BEGIN Text block
A mid-level officer of the Indian Foreign Ministry told me that he was startled by the language used by US Defense Secretary Leon Panetta during his visit to India on June 6. India, Panetta said, is the "lynchpin" in US plans to "rebalance towards the Asia-Pacific region". The officer said that at one point Panetta had said India is the US "doorway into Asia". At least two of the Indian officials in the room later joked that he should have said that India is the US's doormat into Asia.

Panetta had come to Delhi with a brief that was uncomplicated but not conducive to peace. Panetta's objectives, and that of the third India-US Strategic Dialogue (which began on June 13), seem obliged to isolate three major actors in Asia: China, Iran and Pakistan. The "rebalancing" is not intended to bring these crucial countries to the table to discuss areas of common interest, such as the imbroglio in Afghanistan, the question of energy security and the unsettled border and security disputes between these countries.

The US has sought an alliance with India for the past decade with the aim of putting pressure on China, of balancing out its reliance upon Pakistan's geographic location, and of isolating Iran in the forums of the non-aligned world (as well as enhancing access for US firms into the Indian market). These are not pathways to peace. They are precisely the opposite.

Afghanistan

Panetta's short-term objective in Delhi was to bring India more firmly into its Afghan operations. He came to India seeking Indian monetary and military assistance for the Afghan mission of the North Atlantic Treaty Organization (NATO). Indian tanks are not going to be airlifted into Kabul anytime soon, although this remains on the agenda. As a precursor, the Indians were asked to increase their reconstruction commitments.
END Text block
▶ Complete the following
1. In the passage on Panetta's India visit, on what date did the third India-US Strategic Dialogue begin?
2. Please reproduce the passage on Panetta's India visit word for word between "Panetta had come" and "precisely the opposite.", inclusive.
Answer from the passage on Panetta's India visit alone.
BEGIN Recorded data
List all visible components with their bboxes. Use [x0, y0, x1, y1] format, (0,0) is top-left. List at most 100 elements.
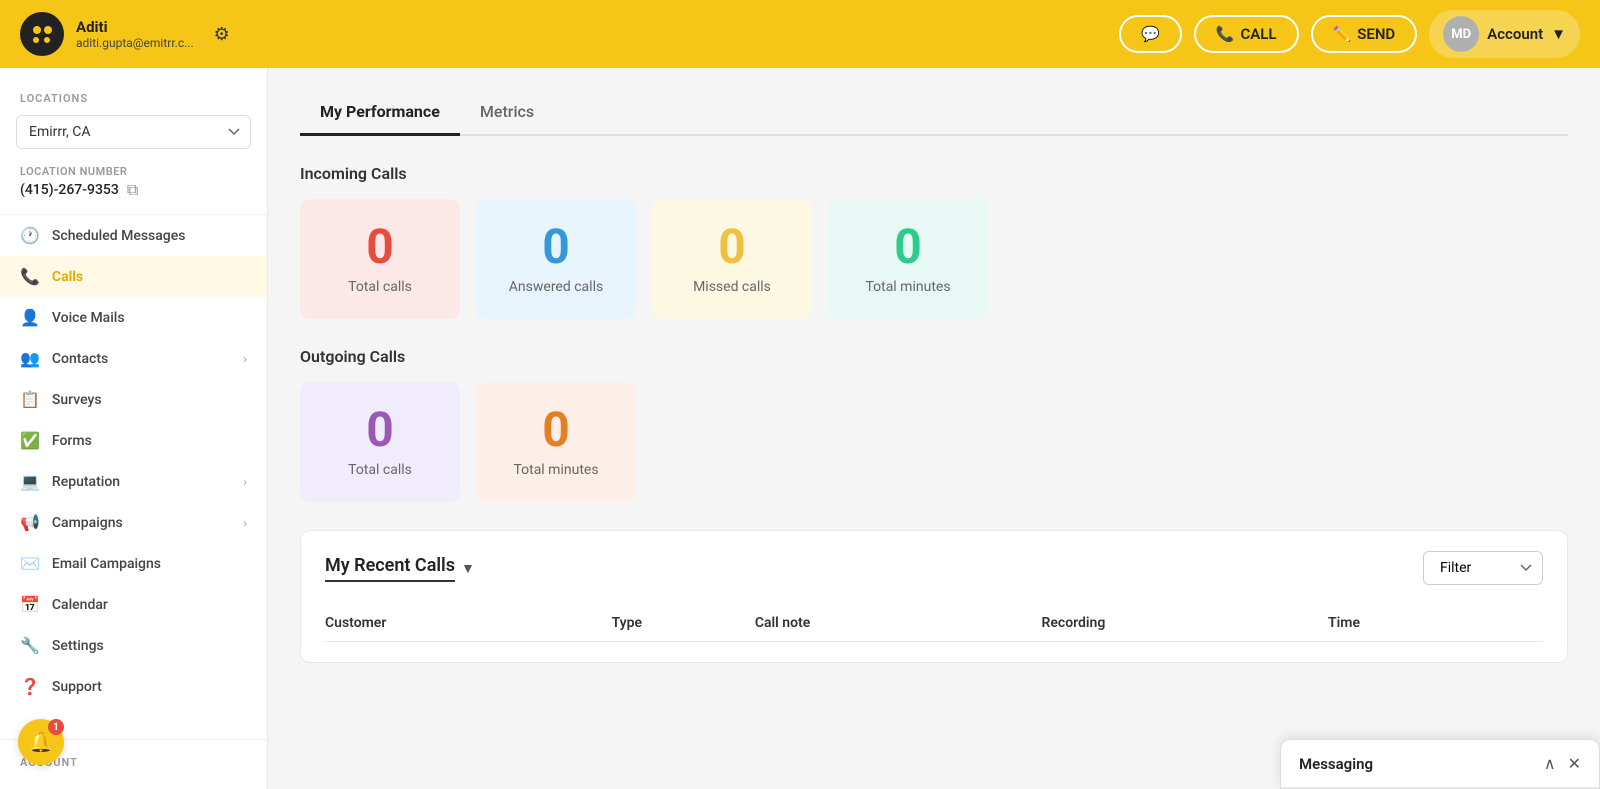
END Recorded data
▶ Written responses
1. June 13

2.
Panetta had come to Delhi with a brief that was uncomplicated but not conducive to peace. Panetta's objectives, and that of the third India-US Strategic Dialogue (which began on June 13), seem obliged to isolate three major actors in Asia: China, Iran and Pakistan. The "rebalancing" is not intended to bring these crucial countries to the table to discuss areas of common interest, such as the imbroglio in Afghanistan, the question of energy security and the unsettled border and security disputes between these countries.

The US has sought an alliance with India for the past decade with the aim of putting pressure on China, of balancing out its reliance upon Pakistan's geographic location, and of isolating Iran in the forums of the non-aligned world (as well as enhancing access for US firms into the Indian market). These are not pathways to peace. They are precisely the opposite.